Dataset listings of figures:
+ + + + + + +
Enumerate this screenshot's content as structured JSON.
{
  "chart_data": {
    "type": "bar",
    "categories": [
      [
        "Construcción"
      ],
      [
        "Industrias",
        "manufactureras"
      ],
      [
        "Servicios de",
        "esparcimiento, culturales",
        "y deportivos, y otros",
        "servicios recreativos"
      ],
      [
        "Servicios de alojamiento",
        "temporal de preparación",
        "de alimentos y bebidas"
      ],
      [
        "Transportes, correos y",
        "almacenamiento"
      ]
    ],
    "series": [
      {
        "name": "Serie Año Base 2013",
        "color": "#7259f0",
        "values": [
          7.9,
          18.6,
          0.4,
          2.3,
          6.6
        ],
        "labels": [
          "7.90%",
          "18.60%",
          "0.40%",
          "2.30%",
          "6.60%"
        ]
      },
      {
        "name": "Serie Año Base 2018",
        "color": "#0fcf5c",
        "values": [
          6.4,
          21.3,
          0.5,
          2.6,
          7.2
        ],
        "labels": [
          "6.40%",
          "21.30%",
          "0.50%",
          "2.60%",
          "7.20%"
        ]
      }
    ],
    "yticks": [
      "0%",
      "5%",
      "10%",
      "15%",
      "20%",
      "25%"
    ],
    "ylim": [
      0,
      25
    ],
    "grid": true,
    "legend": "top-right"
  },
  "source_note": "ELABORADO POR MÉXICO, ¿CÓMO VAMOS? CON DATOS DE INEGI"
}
+ + + + + + +
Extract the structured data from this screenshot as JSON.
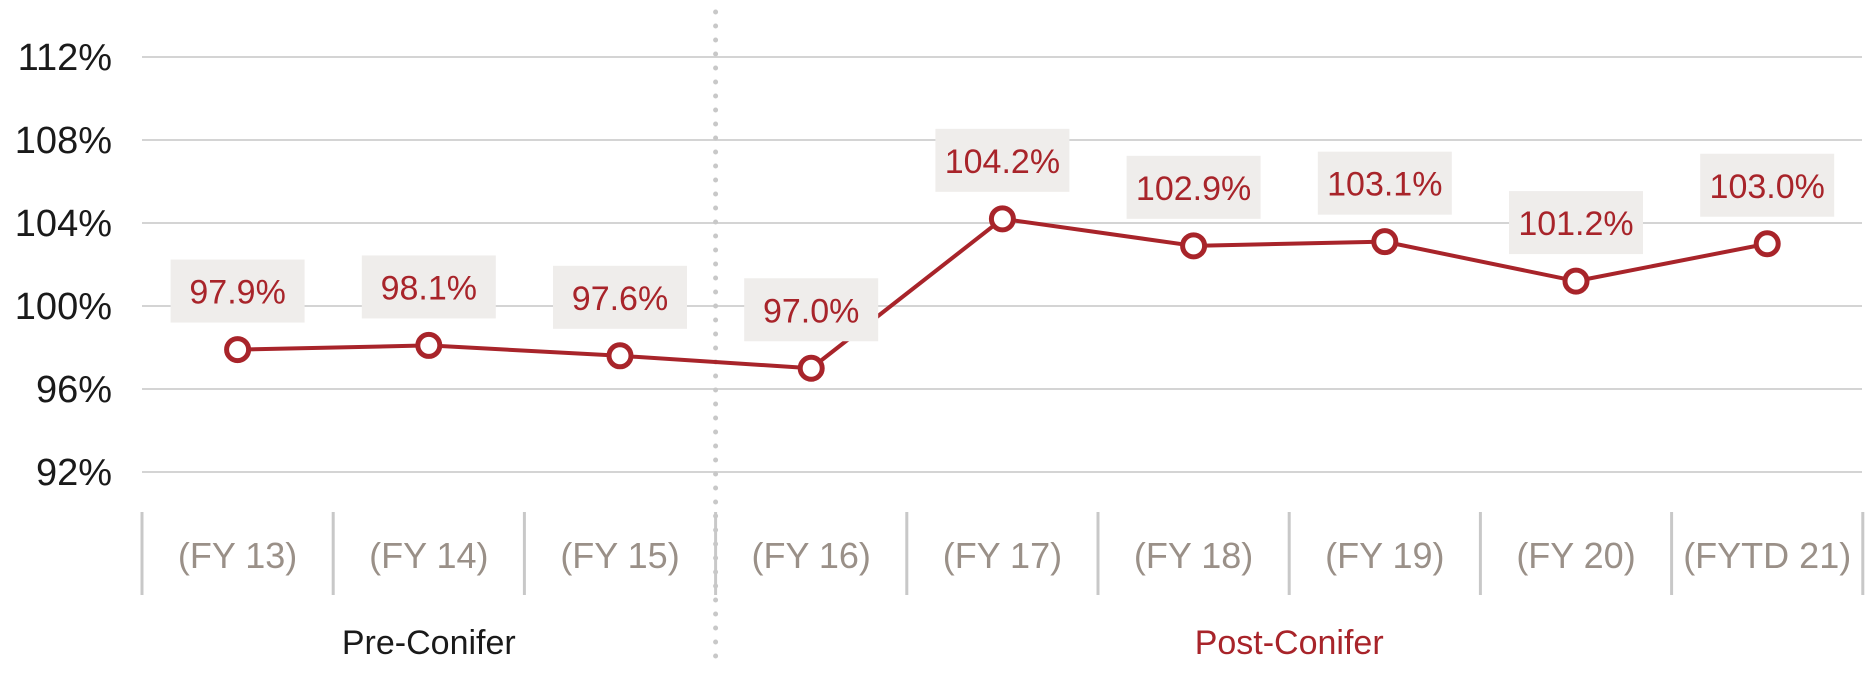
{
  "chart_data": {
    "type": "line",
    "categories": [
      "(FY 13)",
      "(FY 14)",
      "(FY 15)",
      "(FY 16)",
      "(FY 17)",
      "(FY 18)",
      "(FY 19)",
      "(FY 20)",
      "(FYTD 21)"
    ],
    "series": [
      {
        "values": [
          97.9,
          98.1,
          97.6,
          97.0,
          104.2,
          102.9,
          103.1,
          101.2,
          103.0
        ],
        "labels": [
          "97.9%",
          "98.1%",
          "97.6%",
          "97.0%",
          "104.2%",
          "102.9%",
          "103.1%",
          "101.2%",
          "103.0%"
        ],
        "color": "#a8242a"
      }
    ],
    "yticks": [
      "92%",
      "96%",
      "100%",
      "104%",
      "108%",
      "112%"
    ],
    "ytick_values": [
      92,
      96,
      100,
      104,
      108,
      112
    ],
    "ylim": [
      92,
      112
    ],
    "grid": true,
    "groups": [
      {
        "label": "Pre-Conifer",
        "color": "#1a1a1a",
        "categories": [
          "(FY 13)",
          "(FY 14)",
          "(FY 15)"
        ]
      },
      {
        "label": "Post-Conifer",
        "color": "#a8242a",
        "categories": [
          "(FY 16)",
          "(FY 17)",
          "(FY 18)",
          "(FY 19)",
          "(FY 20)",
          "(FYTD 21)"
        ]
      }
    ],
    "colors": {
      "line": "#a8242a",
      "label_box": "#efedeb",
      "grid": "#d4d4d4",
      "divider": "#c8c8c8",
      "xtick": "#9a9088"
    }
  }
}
+ + + + + + +
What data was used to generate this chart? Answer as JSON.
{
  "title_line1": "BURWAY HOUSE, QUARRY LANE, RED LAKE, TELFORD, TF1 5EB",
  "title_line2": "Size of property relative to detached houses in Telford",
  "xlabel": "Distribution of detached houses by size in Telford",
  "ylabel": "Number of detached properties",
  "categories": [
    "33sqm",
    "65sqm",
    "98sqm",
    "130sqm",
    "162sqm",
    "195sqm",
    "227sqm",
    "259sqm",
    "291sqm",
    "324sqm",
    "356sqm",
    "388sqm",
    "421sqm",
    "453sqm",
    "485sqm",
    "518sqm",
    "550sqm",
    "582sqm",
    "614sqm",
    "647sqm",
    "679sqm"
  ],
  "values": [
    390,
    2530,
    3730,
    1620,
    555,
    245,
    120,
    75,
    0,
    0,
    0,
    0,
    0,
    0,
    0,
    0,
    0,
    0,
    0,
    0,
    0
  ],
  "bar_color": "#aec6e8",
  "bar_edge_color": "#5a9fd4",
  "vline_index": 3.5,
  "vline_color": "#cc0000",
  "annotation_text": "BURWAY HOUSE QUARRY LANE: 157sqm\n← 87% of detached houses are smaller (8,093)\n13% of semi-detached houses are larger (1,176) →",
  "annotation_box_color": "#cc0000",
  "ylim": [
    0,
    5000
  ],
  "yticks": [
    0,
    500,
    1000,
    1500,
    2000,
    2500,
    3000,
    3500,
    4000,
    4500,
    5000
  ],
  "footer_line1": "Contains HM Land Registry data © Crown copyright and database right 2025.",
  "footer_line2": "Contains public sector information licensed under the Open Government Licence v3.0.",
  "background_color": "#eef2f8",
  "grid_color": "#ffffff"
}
+ + + + + + +
Written task: Identify each line of the material where the word "Conifer" shows up, and copy it.

Finished task:
        "label": "Pre-Conifer",
        "label": "Post-Conifer",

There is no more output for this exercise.